REQUIRED TASK -> Quote the data below in full, please, without altering anything.

(Records from a data collection)

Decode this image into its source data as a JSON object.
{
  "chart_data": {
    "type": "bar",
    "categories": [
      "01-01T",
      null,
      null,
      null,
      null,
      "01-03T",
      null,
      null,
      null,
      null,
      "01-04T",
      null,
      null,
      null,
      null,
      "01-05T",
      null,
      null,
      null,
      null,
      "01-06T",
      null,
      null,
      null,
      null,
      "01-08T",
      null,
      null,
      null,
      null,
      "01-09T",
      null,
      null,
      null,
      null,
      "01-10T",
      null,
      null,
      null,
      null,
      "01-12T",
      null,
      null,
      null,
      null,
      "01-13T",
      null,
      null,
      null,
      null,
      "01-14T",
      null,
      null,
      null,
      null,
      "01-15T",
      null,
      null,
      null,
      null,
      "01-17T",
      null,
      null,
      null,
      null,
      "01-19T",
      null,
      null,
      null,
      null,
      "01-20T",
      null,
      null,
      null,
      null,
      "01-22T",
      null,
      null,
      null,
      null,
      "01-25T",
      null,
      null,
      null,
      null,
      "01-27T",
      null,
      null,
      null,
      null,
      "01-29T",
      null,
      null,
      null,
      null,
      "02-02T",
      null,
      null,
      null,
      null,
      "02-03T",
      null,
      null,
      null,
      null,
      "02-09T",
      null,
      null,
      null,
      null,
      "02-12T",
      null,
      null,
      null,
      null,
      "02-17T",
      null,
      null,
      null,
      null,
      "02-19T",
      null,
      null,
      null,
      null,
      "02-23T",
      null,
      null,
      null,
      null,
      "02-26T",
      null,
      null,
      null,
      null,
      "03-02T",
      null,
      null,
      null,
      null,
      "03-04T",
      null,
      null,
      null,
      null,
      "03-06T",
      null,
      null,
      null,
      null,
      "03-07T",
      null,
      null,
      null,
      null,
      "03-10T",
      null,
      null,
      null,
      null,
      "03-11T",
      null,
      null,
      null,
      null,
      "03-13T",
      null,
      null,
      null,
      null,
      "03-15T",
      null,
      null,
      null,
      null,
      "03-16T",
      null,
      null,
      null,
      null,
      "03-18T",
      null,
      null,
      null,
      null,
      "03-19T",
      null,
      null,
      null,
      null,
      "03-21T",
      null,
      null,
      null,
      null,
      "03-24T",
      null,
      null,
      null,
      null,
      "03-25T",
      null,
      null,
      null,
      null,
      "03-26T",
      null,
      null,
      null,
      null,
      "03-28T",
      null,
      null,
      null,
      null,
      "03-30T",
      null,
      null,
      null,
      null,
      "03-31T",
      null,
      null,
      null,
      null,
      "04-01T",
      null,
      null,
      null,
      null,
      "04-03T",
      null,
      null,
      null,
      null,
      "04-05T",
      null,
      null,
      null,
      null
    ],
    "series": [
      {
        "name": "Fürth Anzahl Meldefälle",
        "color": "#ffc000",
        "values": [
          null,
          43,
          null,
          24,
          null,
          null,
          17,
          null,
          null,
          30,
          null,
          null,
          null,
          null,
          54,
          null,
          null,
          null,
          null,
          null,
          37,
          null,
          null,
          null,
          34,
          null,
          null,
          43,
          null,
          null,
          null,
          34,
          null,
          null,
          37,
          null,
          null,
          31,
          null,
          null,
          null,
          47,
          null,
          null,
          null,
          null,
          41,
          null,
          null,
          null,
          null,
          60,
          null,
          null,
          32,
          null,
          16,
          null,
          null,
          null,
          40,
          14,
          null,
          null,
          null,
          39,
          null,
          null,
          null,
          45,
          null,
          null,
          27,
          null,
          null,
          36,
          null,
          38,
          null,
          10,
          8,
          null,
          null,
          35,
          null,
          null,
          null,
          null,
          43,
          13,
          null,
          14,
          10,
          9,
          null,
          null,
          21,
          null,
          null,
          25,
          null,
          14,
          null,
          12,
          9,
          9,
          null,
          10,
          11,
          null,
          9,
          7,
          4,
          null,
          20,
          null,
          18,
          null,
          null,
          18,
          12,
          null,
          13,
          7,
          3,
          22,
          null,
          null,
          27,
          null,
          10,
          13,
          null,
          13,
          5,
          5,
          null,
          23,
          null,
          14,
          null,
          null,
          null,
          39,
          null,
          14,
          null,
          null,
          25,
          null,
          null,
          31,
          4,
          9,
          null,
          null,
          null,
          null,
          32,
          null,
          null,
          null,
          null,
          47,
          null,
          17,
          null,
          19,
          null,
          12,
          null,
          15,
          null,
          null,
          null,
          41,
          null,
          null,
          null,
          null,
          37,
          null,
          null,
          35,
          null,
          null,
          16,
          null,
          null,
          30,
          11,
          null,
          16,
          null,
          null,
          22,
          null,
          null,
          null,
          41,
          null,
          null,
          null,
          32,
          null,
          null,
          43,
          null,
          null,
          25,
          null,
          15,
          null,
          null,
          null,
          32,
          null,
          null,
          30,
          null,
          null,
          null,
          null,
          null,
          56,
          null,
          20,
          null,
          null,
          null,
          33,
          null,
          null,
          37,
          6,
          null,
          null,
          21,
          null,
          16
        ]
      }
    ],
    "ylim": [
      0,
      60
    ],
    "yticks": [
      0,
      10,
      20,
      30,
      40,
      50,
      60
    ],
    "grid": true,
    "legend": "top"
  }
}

TASK SOLUTION ->
Decode this image into its source data as a JSON object.
{
  "chart_data": {
    "type": "bar",
    "categories": [
      "01-01T",
      null,
      null,
      null,
      null,
      "01-03T",
      null,
      null,
      null,
      null,
      "01-04T",
      null,
      null,
      null,
      null,
      "01-05T",
      null,
      null,
      null,
      null,
      "01-06T",
      null,
      null,
      null,
      null,
      "01-08T",
      null,
      null,
      null,
      null,
      "01-09T",
      null,
      null,
      null,
      null,
      "01-10T",
      null,
      null,
      null,
      null,
      "01-12T",
      null,
      null,
      null,
      null,
      "01-13T",
      null,
      null,
      null,
      null,
      "01-14T",
      null,
      null,
      null,
      null,
      "01-15T",
      null,
      null,
      null,
      null,
      "01-17T",
      null,
      null,
      null,
      null,
      "01-19T",
      null,
      null,
      null,
      null,
      "01-20T",
      null,
      null,
      null,
      null,
      "01-22T",
      null,
      null,
      null,
      null,
      "01-25T",
      null,
      null,
      null,
      null,
      "01-27T",
      null,
      null,
      null,
      null,
      "01-29T",
      null,
      null,
      null,
      null,
      "02-02T",
      null,
      null,
      null,
      null,
      "02-03T",
      null,
      null,
      null,
      null,
      "02-09T",
      null,
      null,
      null,
      null,
      "02-12T",
      null,
      null,
      null,
      null,
      "02-17T",
      null,
      null,
      null,
      null,
      "02-19T",
      null,
      null,
      null,
      null,
      "02-23T",
      null,
      null,
      null,
      null,
      "02-26T",
      null,
      null,
      null,
      null,
      "03-02T",
      null,
      null,
      null,
      null,
      "03-04T",
      null,
      null,
      null,
      null,
      "03-06T",
      null,
      null,
      null,
      null,
      "03-07T",
      null,
      null,
      null,
      null,
      "03-10T",
      null,
      null,
      null,
      null,
      "03-11T",
      null,
      null,
      null,
      null,
      "03-13T",
      null,
      null,
      null,
      null,
      "03-15T",
      null,
      null,
      null,
      null,
      "03-16T",
      null,
      null,
      null,
      null,
      "03-18T",
      null,
      null,
      null,
      null,
      "03-19T",
      null,
      null,
      null,
      null,
      "03-21T",
      null,
      null,
      null,
      null,
      "03-24T",
      null,
      null,
      null,
      null,
      "03-25T",
      null,
      null,
      null,
      null,
      "03-26T",
      null,
      null,
      null,
      null,
      "03-28T",
      null,
      null,
      null,
      null,
      "03-30T",
      null,
      null,
      null,
      null,
      "03-31T",
      null,
      null,
      null,
      null,
      "04-01T",
      null,
      null,
      null,
      null,
      "04-03T",
      null,
      null,
      null,
      null,
      "04-05T",
      null,
      null,
      null,
      null
    ],
    "series": [
      {
        "name": "Fürth Anzahl Meldefälle",
        "color": "#ffc000",
        "values": [
          null,
          43,
          null,
          24,
          null,
          null,
          17,
          null,
          null,
          30,
          null,
          null,
          null,
          null,
          54,
          null,
          null,
          null,
          null,
          null,
          37,
          null,
          null,
          null,
          34,
          null,
          null,
          43,
          null,
          null,
          null,
          34,
          null,
          null,
          37,
          null,
          null,
          31,
          null,
          null,
          null,
          47,
          null,
          null,
          null,
          null,
          41,
          null,
          null,
          null,
          null,
          60,
          null,
          null,
          32,
          null,
          16,
          null,
          null,
          null,
          40,
          14,
          null,
          null,
          null,
          39,
          null,
          null,
          null,
          45,
          null,
          null,
          27,
          null,
          null,
          36,
          null,
          38,
          null,
          10,
          8,
          null,
          null,
          35,
          null,
          null,
          null,
          null,
          43,
          13,
          null,
          14,
          10,
          9,
          null,
          null,
          21,
          null,
          null,
          25,
          null,
          14,
          null,
          12,
          9,
          9,
          null,
          10,
          11,
          null,
          9,
          7,
          4,
          null,
          20,
          null,
          18,
          null,
          null,
          18,
          12,
          null,
          13,
          7,
          3,
          22,
          null,
          null,
          27,
          null,
          10,
          13,
          null,
          13,
          5,
          5,
          null,
          23,
          null,
          14,
          null,
          null,
          null,
          39,
          null,
          14,
          null,
          null,
          25,
          null,
          null,
          31,
          4,
          9,
          null,
          null,
          null,
          null,
          32,
          null,
          null,
          null,
          null,
          47,
          null,
          17,
          null,
          19,
          null,
          12,
          null,
          15,
          null,
          null,
          null,
          41,
          null,
          null,
          null,
          null,
          37,
          null,
          null,
          35,
          null,
          null,
          16,
          null,
          null,
          30,
          11,
          null,
          16,
          null,
          null,
          22,
          null,
          null,
          null,
          41,
          null,
          null,
          null,
          32,
          null,
          null,
          43,
          null,
          null,
          25,
          null,
          15,
          null,
          null,
          null,
          32,
          null,
          null,
          30,
          null,
          null,
          null,
          null,
          null,
          56,
          null,
          20,
          null,
          null,
          null,
          33,
          null,
          null,
          37,
          6,
          null,
          null,
          21,
          null,
          16
        ]
      }
    ],
    "ylim": [
      0,
      60
    ],
    "yticks": [
      0,
      10,
      20,
      30,
      40,
      50,
      60
    ],
    "grid": true,
    "legend": "top"
  }
}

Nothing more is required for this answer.